┌──

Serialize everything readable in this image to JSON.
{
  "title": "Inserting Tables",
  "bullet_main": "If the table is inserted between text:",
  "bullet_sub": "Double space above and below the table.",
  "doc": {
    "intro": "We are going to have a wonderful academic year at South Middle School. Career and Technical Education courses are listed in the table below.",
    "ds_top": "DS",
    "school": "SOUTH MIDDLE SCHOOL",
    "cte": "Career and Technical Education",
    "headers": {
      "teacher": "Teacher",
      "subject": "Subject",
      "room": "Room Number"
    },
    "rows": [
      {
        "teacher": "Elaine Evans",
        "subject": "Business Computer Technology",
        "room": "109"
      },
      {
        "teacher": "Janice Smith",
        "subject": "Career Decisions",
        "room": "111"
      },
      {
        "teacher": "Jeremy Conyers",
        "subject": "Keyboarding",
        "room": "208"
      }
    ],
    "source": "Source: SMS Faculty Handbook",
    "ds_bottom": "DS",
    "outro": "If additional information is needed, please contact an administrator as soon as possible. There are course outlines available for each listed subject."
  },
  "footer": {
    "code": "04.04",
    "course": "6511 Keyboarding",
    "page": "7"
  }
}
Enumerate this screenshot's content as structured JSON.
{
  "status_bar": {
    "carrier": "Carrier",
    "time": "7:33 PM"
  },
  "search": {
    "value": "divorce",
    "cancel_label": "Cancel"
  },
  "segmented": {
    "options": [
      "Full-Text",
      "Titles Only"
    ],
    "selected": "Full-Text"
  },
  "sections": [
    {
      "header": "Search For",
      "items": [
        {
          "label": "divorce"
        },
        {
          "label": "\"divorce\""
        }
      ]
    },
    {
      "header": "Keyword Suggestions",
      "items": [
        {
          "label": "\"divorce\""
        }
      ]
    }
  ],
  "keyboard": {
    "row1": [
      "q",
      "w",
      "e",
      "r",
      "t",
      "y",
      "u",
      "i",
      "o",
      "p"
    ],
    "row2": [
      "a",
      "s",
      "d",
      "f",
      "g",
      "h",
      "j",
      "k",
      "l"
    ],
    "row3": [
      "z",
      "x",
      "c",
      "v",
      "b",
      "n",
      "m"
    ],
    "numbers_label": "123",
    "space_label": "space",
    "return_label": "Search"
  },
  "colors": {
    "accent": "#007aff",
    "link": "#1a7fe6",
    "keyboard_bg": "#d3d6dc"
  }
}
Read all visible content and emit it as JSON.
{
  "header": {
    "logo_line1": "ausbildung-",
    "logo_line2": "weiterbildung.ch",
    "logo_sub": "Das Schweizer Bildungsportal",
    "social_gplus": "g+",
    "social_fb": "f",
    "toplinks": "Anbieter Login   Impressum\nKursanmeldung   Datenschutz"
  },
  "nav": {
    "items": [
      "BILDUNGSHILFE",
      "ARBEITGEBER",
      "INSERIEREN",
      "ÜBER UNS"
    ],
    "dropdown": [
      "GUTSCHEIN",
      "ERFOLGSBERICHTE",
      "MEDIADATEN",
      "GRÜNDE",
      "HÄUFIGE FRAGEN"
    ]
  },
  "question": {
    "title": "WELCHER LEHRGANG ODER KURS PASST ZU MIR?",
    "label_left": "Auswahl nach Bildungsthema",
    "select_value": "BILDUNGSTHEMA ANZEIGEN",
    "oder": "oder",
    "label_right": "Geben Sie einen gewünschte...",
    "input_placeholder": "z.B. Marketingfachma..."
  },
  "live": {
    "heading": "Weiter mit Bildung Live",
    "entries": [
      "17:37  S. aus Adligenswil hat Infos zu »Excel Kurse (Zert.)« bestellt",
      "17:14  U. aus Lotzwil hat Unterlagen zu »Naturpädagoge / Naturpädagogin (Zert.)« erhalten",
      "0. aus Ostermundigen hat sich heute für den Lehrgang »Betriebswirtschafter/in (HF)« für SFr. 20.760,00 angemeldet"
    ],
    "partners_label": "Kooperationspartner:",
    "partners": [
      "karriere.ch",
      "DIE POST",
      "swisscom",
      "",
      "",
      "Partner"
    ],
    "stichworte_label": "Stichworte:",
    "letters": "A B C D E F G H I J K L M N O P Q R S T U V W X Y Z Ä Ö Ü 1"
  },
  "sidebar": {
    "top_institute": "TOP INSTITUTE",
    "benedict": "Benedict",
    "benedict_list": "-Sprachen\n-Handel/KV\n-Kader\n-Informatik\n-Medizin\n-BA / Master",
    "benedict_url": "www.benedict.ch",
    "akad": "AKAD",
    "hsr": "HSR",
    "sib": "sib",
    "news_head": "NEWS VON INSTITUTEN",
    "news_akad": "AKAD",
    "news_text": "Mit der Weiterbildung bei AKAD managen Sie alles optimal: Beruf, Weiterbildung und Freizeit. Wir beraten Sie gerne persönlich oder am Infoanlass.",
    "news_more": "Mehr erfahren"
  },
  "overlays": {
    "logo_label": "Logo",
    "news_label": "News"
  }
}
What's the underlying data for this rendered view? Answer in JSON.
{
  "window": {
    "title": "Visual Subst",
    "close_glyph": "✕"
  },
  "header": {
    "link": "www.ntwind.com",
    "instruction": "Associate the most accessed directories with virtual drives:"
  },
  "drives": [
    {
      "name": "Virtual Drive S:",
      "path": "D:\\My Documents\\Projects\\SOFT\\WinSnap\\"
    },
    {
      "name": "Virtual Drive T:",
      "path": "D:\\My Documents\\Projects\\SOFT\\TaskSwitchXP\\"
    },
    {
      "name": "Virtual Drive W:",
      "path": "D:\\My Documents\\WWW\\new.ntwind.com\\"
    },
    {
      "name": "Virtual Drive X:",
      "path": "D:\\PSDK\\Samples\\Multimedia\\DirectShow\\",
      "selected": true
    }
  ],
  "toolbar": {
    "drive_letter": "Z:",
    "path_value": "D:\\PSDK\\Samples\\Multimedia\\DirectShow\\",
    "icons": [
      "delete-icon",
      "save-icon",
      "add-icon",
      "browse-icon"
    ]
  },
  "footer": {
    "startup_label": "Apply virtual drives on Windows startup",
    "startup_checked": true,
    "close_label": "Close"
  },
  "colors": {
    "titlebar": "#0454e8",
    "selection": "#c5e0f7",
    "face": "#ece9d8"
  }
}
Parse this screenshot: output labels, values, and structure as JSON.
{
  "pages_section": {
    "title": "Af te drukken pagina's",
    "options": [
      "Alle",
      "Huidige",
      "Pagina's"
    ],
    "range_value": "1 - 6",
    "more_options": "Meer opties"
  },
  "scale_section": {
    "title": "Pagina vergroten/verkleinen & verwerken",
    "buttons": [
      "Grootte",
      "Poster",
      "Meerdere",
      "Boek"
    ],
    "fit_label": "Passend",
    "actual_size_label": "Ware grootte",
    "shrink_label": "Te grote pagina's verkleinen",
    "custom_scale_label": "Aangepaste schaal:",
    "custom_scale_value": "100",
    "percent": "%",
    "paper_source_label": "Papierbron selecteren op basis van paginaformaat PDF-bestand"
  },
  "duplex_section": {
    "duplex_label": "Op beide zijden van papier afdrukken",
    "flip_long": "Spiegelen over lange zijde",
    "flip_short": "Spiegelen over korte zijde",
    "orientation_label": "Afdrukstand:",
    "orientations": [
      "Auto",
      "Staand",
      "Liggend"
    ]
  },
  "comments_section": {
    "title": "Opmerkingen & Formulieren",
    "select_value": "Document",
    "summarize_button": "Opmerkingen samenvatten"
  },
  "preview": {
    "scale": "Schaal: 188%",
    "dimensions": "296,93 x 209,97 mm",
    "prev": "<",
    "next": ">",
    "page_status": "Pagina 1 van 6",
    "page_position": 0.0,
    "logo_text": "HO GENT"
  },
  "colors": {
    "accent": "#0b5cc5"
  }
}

└──

Say how many lines above hold the word "AKAD", giving only the count.

3